Data excerpts:
..............................

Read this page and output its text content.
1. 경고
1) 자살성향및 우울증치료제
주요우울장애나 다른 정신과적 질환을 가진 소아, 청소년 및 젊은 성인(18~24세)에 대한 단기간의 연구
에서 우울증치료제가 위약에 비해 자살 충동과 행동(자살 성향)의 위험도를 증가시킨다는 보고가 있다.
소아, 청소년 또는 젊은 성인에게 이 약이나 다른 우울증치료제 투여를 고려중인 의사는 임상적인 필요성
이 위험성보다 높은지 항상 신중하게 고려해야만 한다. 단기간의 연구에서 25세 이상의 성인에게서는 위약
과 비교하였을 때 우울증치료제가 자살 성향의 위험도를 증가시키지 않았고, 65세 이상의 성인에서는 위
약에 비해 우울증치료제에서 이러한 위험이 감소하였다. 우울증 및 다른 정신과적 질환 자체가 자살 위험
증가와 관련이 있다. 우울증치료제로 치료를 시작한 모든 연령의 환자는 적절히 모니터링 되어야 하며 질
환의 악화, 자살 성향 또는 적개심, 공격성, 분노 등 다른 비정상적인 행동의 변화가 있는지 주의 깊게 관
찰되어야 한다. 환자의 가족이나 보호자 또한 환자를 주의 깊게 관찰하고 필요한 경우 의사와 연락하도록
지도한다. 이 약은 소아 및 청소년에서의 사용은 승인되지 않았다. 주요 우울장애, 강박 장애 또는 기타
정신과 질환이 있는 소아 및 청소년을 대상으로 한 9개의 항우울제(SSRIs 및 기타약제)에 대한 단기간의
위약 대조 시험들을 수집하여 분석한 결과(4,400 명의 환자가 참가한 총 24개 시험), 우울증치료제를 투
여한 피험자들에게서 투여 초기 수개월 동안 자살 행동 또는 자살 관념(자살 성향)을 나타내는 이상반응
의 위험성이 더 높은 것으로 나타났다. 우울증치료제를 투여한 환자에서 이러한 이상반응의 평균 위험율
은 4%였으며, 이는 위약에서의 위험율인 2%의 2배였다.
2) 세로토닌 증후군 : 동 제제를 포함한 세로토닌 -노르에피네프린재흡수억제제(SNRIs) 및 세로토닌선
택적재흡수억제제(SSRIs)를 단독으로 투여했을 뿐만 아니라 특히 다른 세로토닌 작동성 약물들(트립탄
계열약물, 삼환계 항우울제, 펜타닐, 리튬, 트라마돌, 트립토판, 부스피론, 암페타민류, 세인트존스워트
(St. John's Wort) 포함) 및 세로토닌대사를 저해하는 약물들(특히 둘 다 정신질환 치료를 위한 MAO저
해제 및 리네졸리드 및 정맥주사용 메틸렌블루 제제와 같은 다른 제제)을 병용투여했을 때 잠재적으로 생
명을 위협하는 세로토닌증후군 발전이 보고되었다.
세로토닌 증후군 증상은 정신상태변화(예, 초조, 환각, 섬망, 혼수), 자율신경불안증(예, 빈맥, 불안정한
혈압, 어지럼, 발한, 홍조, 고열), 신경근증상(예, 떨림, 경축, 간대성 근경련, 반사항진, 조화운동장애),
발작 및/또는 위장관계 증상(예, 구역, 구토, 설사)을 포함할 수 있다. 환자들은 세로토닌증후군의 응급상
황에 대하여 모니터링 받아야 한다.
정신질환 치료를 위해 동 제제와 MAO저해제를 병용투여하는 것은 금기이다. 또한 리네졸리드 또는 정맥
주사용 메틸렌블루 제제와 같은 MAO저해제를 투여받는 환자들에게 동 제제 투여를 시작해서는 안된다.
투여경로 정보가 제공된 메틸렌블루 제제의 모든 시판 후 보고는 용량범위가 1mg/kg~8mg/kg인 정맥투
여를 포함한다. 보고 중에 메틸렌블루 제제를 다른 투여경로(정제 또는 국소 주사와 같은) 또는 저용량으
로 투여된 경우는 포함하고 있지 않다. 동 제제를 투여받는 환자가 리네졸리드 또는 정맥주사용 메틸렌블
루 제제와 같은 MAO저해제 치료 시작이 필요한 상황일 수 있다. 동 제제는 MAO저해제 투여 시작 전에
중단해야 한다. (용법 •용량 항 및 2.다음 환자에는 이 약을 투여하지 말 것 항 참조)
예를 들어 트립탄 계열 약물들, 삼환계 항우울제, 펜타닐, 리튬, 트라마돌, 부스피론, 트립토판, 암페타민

..............................

Task details:
Write out the data again, exactly and in full.

Exercise output:
Read this page and output its text content.
1. 경고
1) 자살성향및 우울증치료제
주요우울장애나 다른 정신과적 질환을 가진 소아, 청소년 및 젊은 성인(18~24세)에 대한 단기간의 연구
에서 우울증치료제가 위약에 비해 자살 충동과 행동(자살 성향)의 위험도를 증가시킨다는 보고가 있다.
소아, 청소년 또는 젊은 성인에게 이 약이나 다른 우울증치료제 투여를 고려중인 의사는 임상적인 필요성
이 위험성보다 높은지 항상 신중하게 고려해야만 한다. 단기간의 연구에서 25세 이상의 성인에게서는 위약
과 비교하였을 때 우울증치료제가 자살 성향의 위험도를 증가시키지 않았고, 65세 이상의 성인에서는 위
약에 비해 우울증치료제에서 이러한 위험이 감소하였다. 우울증 및 다른 정신과적 질환 자체가 자살 위험
증가와 관련이 있다. 우울증치료제로 치료를 시작한 모든 연령의 환자는 적절히 모니터링 되어야 하며 질
환의 악화, 자살 성향 또는 적개심, 공격성, 분노 등 다른 비정상적인 행동의 변화가 있는지 주의 깊게 관
찰되어야 한다. 환자의 가족이나 보호자 또한 환자를 주의 깊게 관찰하고 필요한 경우 의사와 연락하도록
지도한다. 이 약은 소아 및 청소년에서의 사용은 승인되지 않았다. 주요 우울장애, 강박 장애 또는 기타
정신과 질환이 있는 소아 및 청소년을 대상으로 한 9개의 항우울제(SSRIs 및 기타약제)에 대한 단기간의
위약 대조 시험들을 수집하여 분석한 결과(4,400 명의 환자가 참가한 총 24개 시험), 우울증치료제를 투
여한 피험자들에게서 투여 초기 수개월 동안 자살 행동 또는 자살 관념(자살 성향)을 나타내는 이상반응
의 위험성이 더 높은 것으로 나타났다. 우울증치료제를 투여한 환자에서 이러한 이상반응의 평균 위험율
은 4%였으며, 이는 위약에서의 위험율인 2%의 2배였다.
2) 세로토닌 증후군 : 동 제제를 포함한 세로토닌 -노르에피네프린재흡수억제제(SNRIs) 및 세로토닌선
택적재흡수억제제(SSRIs)를 단독으로 투여했을 뿐만 아니라 특히 다른 세로토닌 작동성 약물들(트립탄
계열약물, 삼환계 항우울제, 펜타닐, 리튬, 트라마돌, 트립토판, 부스피론, 암페타민류, 세인트존스워트
(St. John's Wort) 포함) 및 세로토닌대사를 저해하는 약물들(특히 둘 다 정신질환 치료를 위한 MAO저
해제 및 리네졸리드 및 정맥주사용 메틸렌블루 제제와 같은 다른 제제)을 병용투여했을 때 잠재적으로 생
명을 위협하는 세로토닌증후군 발전이 보고되었다.
세로토닌 증후군 증상은 정신상태변화(예, 초조, 환각, 섬망, 혼수), 자율신경불안증(예, 빈맥, 불안정한
혈압, 어지럼, 발한, 홍조, 고열), 신경근증상(예, 떨림, 경축, 간대성 근경련, 반사항진, 조화운동장애),
발작 및/또는 위장관계 증상(예, 구역, 구토, 설사)을 포함할 수 있다. 환자들은 세로토닌증후군의 응급상
황에 대하여 모니터링 받아야 한다.
정신질환 치료를 위해 동 제제와 MAO저해제를 병용투여하는 것은 금기이다. 또한 리네졸리드 또는 정맥
주사용 메틸렌블루 제제와 같은 MAO저해제를 투여받는 환자들에게 동 제제 투여를 시작해서는 안된다.
투여경로 정보가 제공된 메틸렌블루 제제의 모든 시판 후 보고는 용량범위가 1mg/kg~8mg/kg인 정맥투
여를 포함한다. 보고 중에 메틸렌블루 제제를 다른 투여경로(정제 또는 국소 주사와 같은) 또는 저용량으
로 투여된 경우는 포함하고 있지 않다. 동 제제를 투여받는 환자가 리네졸리드 또는 정맥주사용 메틸렌블
루 제제와 같은 MAO저해제 치료 시작이 필요한 상황일 수 있다. 동 제제는 MAO저해제 투여 시작 전에
중단해야 한다. (용법 •용량 항 및 2.다음 환자에는 이 약을 투여하지 말 것 항 참조)
예를 들어 트립탄 계열 약물들, 삼환계 항우울제, 펜타닐, 리튬, 트라마돌, 부스피론, 트립토판, 암페타민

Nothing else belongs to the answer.